* **EXERCISE**
Lines that contain the string "text" are to be copied; leave out all others.

Data entries for graphics:
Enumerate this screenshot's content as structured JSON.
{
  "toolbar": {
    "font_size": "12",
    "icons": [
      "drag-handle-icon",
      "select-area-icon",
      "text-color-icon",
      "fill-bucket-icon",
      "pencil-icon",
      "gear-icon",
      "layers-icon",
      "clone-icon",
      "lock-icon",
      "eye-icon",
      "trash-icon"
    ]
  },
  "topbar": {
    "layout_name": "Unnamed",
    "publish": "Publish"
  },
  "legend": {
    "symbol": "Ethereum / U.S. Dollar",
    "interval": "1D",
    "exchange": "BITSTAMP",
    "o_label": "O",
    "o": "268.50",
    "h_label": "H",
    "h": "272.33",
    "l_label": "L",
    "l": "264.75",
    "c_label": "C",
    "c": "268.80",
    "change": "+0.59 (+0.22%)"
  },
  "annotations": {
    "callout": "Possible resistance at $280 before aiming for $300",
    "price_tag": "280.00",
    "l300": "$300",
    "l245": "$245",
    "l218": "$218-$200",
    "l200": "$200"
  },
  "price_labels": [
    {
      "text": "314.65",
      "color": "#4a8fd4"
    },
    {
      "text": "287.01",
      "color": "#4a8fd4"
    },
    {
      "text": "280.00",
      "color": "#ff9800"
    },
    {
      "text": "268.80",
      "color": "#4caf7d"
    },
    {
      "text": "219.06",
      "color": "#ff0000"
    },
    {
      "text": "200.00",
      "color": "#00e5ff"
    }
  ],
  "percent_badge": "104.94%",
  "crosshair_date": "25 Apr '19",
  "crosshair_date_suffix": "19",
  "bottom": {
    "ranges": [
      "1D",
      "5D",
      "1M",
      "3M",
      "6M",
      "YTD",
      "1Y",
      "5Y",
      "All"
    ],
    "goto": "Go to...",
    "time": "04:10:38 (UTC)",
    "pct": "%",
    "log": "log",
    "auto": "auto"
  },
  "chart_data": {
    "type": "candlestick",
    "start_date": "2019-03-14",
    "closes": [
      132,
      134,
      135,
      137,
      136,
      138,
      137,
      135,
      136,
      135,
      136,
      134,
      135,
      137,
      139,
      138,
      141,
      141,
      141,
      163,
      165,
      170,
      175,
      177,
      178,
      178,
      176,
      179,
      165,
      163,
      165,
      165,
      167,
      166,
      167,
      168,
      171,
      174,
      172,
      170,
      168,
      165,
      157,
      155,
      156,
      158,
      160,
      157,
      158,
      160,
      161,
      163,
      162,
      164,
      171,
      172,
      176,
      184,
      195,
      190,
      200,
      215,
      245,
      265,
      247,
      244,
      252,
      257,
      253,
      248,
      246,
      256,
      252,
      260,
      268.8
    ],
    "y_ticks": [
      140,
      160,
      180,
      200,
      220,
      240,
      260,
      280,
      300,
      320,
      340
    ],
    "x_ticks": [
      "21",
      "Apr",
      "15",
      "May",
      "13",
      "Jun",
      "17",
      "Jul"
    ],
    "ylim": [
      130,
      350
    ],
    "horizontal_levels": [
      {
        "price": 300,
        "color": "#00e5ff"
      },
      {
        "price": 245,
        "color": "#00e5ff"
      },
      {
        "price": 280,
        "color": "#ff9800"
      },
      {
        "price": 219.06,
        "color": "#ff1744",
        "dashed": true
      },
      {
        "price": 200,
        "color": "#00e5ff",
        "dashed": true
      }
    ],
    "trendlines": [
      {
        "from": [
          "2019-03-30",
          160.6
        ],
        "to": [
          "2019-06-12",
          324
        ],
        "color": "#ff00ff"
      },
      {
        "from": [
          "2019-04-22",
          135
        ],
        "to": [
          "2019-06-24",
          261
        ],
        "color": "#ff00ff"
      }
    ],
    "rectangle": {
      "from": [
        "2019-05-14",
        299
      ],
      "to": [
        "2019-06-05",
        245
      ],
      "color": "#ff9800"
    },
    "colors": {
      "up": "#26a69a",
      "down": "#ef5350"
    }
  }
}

* **CORRECT ANSWER**
      "text-color-icon",
      "text": "314.65",
      "text": "287.01",
      "text": "280.00",
      "text": "268.80",
      "text": "219.06",
      "text": "200.00",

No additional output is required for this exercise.